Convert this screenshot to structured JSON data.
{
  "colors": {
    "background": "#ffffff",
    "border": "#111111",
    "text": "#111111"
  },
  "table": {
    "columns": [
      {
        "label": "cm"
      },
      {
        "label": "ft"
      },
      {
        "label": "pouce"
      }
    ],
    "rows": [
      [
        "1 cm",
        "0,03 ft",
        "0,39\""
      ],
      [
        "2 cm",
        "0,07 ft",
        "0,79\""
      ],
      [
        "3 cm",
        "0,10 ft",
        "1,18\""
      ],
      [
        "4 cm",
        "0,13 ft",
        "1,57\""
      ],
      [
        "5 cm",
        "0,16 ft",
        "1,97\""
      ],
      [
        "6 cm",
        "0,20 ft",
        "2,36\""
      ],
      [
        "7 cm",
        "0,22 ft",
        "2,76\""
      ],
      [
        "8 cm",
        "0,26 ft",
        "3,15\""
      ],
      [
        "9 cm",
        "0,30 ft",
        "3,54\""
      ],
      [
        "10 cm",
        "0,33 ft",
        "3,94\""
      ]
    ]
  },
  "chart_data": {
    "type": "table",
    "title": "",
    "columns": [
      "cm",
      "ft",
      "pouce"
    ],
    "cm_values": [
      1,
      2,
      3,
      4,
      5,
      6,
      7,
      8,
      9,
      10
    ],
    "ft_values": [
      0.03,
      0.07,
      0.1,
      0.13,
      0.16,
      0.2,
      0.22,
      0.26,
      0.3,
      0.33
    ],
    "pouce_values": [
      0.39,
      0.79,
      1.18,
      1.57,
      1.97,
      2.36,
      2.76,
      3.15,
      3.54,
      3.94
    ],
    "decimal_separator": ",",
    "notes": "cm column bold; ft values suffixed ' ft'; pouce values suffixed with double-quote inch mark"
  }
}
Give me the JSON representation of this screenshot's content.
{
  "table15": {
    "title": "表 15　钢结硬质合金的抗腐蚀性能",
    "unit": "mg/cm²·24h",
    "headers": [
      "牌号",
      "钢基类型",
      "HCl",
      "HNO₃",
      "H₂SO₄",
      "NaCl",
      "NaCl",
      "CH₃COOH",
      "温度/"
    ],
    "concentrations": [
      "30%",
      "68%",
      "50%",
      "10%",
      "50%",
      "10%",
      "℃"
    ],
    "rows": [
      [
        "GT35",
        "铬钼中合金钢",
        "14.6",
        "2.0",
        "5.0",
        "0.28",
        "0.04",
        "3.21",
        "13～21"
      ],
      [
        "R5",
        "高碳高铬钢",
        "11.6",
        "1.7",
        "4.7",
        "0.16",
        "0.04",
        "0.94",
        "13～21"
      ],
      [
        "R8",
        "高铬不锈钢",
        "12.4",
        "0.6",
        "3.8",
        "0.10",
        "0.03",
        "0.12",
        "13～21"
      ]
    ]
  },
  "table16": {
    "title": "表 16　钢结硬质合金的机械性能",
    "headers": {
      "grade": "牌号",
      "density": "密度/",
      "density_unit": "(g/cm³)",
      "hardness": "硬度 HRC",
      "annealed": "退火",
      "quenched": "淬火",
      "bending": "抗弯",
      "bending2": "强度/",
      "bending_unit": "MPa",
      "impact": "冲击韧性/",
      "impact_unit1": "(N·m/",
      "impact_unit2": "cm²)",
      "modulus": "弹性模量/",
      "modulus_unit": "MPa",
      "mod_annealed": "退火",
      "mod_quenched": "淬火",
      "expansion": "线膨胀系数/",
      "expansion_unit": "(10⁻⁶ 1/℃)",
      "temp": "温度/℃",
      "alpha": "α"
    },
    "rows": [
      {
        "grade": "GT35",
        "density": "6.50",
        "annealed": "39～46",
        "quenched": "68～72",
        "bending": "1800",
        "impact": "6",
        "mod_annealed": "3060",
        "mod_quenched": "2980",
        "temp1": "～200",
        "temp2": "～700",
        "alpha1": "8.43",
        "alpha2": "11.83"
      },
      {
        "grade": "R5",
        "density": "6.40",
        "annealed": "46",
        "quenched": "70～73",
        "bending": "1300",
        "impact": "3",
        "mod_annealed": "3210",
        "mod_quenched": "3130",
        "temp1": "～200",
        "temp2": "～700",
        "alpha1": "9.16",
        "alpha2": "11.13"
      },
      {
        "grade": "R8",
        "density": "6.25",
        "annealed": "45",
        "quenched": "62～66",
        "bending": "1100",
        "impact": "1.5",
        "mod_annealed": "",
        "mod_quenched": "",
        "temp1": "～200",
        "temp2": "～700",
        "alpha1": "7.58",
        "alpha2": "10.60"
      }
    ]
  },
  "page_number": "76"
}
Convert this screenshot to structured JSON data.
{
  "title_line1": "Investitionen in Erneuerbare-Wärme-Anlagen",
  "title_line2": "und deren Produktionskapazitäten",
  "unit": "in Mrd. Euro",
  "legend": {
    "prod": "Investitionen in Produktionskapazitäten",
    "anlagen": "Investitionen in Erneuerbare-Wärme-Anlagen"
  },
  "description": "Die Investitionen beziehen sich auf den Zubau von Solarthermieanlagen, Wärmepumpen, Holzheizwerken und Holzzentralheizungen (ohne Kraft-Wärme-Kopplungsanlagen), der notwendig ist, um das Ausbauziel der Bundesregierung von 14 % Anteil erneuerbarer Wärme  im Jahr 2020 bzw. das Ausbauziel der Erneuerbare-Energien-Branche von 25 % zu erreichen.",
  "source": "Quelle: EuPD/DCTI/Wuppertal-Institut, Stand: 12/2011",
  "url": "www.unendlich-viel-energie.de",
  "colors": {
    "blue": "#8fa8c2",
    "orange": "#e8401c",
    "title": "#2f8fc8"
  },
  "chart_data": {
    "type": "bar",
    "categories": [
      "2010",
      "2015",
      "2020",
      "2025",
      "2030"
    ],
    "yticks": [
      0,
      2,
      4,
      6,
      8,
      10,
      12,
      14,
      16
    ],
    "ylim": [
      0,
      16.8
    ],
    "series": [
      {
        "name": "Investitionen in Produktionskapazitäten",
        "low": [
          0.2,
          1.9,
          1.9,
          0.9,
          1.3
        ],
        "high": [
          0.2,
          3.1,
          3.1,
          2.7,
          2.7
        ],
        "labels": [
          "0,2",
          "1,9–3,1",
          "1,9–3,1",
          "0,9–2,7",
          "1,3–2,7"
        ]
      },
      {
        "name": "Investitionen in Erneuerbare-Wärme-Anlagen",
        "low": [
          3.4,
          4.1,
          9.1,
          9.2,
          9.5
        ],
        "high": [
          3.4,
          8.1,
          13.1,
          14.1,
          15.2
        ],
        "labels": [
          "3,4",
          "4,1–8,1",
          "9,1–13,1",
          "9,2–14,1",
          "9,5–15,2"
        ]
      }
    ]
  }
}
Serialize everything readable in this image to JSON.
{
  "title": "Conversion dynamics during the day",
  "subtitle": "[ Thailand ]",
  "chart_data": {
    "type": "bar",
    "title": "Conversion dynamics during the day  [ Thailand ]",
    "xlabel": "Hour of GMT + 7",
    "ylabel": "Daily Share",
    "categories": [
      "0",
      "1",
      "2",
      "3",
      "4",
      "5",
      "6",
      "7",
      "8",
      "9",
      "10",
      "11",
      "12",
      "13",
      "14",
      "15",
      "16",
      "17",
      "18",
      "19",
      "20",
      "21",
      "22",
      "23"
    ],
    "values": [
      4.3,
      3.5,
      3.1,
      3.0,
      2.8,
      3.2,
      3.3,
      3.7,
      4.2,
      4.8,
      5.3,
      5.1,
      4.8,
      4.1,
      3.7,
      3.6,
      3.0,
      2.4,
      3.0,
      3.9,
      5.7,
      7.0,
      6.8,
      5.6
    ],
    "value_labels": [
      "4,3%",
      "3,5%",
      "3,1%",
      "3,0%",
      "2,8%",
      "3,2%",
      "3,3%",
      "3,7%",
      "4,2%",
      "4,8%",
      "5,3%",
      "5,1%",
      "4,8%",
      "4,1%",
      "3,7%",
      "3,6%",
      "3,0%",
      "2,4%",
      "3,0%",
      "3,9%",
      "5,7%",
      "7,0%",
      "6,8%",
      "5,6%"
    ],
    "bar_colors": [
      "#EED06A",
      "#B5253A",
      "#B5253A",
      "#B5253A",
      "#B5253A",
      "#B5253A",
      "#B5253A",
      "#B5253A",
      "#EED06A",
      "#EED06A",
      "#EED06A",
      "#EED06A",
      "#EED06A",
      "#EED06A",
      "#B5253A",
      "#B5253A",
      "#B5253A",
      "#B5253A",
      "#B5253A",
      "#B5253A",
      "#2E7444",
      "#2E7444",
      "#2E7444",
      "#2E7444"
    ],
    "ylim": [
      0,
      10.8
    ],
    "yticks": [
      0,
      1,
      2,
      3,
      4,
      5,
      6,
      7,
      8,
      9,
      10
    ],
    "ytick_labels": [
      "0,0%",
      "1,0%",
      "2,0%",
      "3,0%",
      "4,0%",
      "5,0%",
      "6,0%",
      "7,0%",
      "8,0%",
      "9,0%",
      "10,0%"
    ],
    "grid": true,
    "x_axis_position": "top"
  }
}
☆ ☆ ☆ ☆
Exercise details » Pick out the lines that include the word "Investitionen" and write them out.

Result below »
  "title_line1": "Investitionen in Erneuerbare-Wärme-Anlagen",
    "prod": "Investitionen in Produktionskapazitäten",
    "anlagen": "Investitionen in Erneuerbare-Wärme-Anlagen"
  "description": "Die Investitionen beziehen sich auf den Zubau von Solarthermieanlagen, Wärmepumpen, Holzheizwerken und Holzzentralheizungen (ohne Kraft-Wärme-Kopplungsanlagen), der notwendig ist, um das Ausbauziel der Bundesregierung von 14 % Anteil erneuerbarer Wärme  im Jahr 2020 bzw. das Ausbauziel der Erneuerbare-Energien-Branche von 25 % zu erreichen.",
        "name": "Investitionen in Produktionskapazitäten",
        "name": "Investitionen in Erneuerbare-Wärme-Anlagen",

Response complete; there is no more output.